# start of STORED ROWS

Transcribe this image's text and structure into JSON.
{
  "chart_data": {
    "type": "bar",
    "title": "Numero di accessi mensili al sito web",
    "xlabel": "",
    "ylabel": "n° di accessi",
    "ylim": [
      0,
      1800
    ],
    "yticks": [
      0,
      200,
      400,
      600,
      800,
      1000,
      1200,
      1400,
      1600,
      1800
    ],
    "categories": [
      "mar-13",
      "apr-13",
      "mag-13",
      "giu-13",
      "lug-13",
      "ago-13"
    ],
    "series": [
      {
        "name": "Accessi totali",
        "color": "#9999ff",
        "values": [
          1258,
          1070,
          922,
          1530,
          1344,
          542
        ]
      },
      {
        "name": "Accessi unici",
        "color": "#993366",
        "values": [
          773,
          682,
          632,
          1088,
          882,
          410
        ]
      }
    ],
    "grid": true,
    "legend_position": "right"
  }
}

# end of STORED ROWS

WRITTEN EXERCISE => Extract the entries above verbatim.

TASK RESPONSE =>
Transcribe this image's text and structure into JSON.
{
  "chart_data": {
    "type": "bar",
    "title": "Numero di accessi mensili al sito web",
    "xlabel": "",
    "ylabel": "n° di accessi",
    "ylim": [
      0,
      1800
    ],
    "yticks": [
      0,
      200,
      400,
      600,
      800,
      1000,
      1200,
      1400,
      1600,
      1800
    ],
    "categories": [
      "mar-13",
      "apr-13",
      "mag-13",
      "giu-13",
      "lug-13",
      "ago-13"
    ],
    "series": [
      {
        "name": "Accessi totali",
        "color": "#9999ff",
        "values": [
          1258,
          1070,
          922,
          1530,
          1344,
          542
        ]
      },
      {
        "name": "Accessi unici",
        "color": "#993366",
        "values": [
          773,
          682,
          632,
          1088,
          882,
          410
        ]
      }
    ],
    "grid": true,
    "legend_position": "right"
  }
}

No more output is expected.